— Start —
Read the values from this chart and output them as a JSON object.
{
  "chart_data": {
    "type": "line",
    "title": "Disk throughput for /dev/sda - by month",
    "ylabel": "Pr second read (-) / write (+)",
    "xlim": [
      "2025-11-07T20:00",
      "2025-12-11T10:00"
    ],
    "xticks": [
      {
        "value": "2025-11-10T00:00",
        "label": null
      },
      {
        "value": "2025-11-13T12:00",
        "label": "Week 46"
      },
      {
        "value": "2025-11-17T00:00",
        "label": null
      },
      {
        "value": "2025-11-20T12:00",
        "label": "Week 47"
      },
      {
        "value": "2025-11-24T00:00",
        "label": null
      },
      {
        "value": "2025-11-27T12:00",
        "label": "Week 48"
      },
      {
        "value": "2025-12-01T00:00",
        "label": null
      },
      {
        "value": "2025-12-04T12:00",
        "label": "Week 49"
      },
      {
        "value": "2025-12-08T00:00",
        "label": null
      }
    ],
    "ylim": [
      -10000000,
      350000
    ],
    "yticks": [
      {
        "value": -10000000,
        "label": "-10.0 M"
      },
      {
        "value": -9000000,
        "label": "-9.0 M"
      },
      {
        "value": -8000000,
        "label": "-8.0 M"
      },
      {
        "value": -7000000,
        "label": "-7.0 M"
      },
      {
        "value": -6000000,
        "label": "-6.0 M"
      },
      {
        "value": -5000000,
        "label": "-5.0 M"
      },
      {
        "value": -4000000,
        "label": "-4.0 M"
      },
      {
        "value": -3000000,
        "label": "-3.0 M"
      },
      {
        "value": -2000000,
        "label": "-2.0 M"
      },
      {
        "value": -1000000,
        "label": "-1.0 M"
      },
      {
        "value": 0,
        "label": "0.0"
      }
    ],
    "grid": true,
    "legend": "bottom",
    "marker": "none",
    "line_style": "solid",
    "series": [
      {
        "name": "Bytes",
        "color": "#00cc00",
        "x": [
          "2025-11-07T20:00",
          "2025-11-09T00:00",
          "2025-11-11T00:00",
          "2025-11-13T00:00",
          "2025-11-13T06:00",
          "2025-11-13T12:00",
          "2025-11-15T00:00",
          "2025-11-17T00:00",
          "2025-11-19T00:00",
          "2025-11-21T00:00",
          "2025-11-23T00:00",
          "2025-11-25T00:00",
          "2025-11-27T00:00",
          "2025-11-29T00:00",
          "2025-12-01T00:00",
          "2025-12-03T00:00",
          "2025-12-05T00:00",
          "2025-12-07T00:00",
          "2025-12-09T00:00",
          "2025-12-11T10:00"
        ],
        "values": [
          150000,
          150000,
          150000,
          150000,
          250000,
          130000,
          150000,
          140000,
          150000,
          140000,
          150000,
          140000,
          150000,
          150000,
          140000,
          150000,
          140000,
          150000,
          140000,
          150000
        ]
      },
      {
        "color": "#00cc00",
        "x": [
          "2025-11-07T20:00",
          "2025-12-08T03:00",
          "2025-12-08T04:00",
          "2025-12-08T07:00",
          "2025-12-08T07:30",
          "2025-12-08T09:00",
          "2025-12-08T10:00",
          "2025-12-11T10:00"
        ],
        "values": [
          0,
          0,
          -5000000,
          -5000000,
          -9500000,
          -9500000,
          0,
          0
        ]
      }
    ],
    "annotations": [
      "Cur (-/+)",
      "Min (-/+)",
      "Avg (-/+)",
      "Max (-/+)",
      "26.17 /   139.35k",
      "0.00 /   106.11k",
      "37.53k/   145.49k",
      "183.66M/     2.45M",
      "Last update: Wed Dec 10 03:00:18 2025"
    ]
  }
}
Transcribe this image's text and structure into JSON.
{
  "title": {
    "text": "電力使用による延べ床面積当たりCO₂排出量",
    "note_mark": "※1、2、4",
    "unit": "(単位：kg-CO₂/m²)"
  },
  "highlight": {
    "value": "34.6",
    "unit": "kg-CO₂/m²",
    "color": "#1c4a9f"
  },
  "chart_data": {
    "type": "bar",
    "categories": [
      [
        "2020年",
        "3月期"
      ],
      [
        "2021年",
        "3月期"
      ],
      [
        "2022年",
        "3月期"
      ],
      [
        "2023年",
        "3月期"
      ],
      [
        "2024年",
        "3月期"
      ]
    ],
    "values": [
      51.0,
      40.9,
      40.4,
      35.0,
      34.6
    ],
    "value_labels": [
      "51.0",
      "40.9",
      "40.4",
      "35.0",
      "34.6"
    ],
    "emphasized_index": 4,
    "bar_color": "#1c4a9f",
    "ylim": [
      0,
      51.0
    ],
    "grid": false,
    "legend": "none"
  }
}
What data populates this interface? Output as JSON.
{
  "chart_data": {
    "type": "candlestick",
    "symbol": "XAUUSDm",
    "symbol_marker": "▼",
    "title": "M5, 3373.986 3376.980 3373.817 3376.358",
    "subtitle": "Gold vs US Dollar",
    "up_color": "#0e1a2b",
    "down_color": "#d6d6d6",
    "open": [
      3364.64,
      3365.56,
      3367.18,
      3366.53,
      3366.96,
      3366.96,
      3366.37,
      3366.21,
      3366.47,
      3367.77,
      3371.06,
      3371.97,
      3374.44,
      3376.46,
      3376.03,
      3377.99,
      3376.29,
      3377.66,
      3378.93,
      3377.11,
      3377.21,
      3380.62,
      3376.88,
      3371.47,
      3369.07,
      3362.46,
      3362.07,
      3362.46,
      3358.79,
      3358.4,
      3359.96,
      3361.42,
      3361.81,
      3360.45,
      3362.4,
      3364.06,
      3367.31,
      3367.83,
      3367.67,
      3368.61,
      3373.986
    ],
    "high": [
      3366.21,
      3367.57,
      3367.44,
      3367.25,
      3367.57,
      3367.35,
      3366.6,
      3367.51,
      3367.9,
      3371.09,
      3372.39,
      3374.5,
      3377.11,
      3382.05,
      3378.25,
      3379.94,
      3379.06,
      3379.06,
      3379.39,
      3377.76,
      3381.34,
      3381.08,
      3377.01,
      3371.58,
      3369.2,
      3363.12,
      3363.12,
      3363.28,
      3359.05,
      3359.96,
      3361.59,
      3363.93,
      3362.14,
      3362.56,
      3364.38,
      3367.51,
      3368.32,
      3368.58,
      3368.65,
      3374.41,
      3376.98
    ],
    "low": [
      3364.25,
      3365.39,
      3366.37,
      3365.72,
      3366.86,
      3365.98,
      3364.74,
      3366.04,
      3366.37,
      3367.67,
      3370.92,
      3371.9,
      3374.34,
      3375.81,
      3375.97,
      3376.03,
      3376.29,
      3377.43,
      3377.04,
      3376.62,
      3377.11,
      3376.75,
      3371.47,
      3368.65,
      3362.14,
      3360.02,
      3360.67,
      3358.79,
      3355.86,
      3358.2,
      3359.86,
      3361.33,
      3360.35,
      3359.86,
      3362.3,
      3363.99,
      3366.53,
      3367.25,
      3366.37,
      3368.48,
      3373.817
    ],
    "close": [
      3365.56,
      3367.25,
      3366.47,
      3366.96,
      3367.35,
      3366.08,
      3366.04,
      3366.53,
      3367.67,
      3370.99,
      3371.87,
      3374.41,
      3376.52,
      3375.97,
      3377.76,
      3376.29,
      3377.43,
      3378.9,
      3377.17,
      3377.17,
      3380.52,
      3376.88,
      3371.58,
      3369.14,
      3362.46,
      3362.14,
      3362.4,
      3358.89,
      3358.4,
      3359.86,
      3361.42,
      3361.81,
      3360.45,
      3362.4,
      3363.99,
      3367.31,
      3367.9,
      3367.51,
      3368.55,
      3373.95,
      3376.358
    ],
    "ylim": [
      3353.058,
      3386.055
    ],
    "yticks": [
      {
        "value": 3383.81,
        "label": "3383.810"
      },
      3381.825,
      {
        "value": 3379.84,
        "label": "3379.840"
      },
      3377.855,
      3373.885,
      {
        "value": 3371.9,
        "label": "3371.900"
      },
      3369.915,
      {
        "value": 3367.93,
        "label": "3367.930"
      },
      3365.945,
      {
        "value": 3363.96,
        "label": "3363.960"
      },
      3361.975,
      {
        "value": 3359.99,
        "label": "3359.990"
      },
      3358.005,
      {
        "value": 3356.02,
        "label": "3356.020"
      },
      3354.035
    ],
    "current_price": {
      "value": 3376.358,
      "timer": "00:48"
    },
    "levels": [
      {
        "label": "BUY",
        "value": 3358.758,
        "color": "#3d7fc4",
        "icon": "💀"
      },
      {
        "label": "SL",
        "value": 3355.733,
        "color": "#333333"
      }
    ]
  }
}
— End —
What you will do: Pull out every line of the records that includes the string "values".

Finished answer:
Read the values from this chart and output them as a JSON object.
        "values": [
        "values": [
    "values": [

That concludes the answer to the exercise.